▶ **Your instructions**: Wherever the string "ylabel" appears, copy the whole line.

((

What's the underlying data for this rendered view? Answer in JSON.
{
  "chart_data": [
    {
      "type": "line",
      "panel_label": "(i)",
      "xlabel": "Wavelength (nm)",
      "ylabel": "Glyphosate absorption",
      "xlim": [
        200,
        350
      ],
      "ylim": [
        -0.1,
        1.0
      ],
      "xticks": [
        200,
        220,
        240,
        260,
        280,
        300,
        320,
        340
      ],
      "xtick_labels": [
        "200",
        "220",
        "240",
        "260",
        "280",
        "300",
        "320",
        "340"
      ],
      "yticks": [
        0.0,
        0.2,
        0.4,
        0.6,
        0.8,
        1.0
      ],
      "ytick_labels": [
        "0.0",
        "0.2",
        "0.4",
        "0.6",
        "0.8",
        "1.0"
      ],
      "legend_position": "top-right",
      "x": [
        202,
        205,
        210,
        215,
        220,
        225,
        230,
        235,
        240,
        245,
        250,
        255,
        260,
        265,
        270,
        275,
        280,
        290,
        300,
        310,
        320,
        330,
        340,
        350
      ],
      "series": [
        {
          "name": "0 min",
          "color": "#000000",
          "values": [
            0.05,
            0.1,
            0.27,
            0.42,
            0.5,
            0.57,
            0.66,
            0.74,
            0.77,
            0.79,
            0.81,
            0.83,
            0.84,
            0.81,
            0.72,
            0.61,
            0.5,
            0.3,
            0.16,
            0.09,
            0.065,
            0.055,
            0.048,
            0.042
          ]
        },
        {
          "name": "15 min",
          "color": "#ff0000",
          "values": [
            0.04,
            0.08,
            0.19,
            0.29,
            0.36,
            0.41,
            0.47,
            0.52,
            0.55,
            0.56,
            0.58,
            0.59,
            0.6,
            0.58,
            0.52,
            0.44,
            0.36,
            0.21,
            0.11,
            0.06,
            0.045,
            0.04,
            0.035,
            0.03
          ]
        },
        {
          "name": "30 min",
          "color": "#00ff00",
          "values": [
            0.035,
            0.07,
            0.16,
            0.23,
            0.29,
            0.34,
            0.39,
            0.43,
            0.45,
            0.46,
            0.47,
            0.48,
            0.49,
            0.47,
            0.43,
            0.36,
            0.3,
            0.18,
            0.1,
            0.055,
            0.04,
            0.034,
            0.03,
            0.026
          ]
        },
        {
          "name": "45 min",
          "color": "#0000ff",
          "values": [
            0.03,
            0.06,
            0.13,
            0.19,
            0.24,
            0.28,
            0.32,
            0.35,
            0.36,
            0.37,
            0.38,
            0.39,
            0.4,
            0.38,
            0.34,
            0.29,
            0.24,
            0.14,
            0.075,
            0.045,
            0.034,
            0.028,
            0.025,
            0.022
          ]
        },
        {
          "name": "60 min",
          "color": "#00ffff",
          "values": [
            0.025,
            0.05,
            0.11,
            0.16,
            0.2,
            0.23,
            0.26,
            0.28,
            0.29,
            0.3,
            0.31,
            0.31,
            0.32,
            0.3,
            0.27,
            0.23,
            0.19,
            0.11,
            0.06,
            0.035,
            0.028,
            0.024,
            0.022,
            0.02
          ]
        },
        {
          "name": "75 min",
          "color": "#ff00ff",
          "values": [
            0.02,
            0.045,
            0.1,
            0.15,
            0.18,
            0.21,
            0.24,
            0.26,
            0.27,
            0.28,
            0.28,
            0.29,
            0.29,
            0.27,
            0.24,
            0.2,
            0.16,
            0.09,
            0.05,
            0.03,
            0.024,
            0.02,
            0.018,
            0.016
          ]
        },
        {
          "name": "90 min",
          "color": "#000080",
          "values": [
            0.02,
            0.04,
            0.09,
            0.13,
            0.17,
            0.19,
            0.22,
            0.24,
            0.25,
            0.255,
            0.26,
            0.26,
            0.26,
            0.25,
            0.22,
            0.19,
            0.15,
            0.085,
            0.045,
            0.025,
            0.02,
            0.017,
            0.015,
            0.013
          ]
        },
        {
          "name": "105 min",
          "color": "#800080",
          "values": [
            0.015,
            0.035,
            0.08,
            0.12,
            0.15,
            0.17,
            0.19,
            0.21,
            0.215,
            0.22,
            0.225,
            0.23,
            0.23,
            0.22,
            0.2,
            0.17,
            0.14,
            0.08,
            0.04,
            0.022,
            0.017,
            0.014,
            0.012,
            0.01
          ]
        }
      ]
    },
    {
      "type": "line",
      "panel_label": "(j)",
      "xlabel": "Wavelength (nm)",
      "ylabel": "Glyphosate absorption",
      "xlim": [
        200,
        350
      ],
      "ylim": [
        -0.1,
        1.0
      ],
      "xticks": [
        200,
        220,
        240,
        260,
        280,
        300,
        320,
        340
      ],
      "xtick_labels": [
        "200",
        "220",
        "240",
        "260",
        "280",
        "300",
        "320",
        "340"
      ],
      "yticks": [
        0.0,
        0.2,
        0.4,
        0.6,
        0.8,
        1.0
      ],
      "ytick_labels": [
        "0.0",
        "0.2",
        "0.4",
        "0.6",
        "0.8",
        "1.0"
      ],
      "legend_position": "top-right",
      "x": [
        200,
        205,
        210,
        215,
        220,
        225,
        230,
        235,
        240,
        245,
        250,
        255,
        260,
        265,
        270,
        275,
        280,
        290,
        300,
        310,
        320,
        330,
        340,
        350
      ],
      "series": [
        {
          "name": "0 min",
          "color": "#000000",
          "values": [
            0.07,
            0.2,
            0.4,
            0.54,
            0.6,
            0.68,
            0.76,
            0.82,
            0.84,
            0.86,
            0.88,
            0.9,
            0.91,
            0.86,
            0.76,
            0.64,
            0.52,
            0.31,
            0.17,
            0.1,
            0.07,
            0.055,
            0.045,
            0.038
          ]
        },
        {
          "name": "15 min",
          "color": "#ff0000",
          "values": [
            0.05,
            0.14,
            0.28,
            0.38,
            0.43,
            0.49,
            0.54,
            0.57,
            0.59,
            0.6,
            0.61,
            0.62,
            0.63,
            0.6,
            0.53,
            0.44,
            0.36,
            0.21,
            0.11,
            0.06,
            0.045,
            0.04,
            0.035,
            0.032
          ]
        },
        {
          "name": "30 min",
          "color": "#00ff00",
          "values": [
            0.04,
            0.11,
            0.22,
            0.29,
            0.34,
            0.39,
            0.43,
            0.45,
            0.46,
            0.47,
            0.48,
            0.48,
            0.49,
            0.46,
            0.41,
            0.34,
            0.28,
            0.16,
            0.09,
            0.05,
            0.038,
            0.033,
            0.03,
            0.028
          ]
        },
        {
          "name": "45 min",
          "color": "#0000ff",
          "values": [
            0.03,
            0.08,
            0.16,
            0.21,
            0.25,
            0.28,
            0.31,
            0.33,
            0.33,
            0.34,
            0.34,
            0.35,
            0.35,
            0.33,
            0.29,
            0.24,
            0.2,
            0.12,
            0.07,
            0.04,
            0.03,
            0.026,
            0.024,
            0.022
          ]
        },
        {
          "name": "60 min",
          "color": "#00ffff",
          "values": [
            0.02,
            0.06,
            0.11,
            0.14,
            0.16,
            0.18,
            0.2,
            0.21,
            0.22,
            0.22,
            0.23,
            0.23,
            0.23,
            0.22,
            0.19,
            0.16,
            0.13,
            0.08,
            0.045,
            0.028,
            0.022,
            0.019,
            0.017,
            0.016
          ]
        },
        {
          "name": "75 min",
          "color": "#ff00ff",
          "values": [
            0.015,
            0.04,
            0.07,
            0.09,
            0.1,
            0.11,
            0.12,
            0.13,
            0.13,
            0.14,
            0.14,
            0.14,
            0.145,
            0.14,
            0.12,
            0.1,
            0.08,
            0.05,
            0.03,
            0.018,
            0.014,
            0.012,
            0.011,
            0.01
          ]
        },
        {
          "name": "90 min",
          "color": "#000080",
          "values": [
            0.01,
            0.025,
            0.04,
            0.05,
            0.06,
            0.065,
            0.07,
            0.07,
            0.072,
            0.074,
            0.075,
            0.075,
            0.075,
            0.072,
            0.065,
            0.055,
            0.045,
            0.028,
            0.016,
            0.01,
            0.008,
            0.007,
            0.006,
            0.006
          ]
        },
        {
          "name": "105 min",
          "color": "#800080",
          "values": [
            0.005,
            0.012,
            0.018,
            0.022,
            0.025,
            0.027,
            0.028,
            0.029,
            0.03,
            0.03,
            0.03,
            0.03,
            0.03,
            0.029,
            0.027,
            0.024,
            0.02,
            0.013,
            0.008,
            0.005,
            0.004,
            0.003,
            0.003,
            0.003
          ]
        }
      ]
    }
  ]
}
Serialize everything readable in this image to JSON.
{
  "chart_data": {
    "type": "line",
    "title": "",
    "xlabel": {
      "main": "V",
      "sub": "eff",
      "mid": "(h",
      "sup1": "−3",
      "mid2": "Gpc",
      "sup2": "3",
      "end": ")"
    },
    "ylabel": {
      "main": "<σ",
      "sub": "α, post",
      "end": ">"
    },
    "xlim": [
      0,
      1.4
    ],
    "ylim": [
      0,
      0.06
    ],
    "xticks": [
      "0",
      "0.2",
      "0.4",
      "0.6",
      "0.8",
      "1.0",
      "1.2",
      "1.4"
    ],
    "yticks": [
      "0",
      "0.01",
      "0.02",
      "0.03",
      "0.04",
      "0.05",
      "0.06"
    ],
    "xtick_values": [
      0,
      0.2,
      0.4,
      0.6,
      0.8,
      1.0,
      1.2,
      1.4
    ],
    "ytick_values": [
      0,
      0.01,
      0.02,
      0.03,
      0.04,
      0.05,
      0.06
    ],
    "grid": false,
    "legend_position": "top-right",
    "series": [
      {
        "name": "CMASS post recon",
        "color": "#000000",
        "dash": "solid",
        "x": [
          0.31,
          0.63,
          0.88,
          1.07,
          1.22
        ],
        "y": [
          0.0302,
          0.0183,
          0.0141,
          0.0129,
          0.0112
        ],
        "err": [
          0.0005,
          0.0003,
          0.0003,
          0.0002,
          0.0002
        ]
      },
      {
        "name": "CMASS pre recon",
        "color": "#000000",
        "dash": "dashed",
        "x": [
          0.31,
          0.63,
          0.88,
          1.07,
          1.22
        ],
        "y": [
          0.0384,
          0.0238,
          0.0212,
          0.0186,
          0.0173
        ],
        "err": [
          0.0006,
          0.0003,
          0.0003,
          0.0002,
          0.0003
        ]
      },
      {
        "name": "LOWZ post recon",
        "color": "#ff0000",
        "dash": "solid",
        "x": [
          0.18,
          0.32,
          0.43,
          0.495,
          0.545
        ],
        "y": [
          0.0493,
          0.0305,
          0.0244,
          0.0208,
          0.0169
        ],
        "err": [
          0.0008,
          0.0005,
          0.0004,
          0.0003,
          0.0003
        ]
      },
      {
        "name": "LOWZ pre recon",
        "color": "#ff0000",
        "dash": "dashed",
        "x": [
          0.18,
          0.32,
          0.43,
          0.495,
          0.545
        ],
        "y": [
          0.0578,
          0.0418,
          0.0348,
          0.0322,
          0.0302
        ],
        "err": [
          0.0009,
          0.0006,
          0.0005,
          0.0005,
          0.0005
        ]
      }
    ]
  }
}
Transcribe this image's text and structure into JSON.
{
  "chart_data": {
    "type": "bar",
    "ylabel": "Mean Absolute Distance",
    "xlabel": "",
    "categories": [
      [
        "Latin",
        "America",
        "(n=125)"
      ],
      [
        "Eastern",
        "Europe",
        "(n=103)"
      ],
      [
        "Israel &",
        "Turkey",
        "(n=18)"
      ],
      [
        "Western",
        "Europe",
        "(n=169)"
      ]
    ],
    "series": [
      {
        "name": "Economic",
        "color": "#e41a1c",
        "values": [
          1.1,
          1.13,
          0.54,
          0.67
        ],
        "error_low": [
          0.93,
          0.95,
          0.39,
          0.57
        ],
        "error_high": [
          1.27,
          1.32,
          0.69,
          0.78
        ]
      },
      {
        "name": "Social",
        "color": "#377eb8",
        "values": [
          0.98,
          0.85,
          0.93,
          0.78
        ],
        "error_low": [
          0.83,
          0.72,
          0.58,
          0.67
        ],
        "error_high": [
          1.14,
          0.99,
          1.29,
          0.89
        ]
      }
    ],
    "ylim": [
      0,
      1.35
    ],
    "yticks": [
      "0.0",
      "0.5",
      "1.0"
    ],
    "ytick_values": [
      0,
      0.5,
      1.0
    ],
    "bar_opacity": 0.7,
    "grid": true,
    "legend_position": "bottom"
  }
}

))

▶ **Output**:
      "ylabel": "Glyphosate absorption",
      "ylabel": "Glyphosate absorption",
    "ylabel": {
    "ylabel": "Mean Absolute Distance",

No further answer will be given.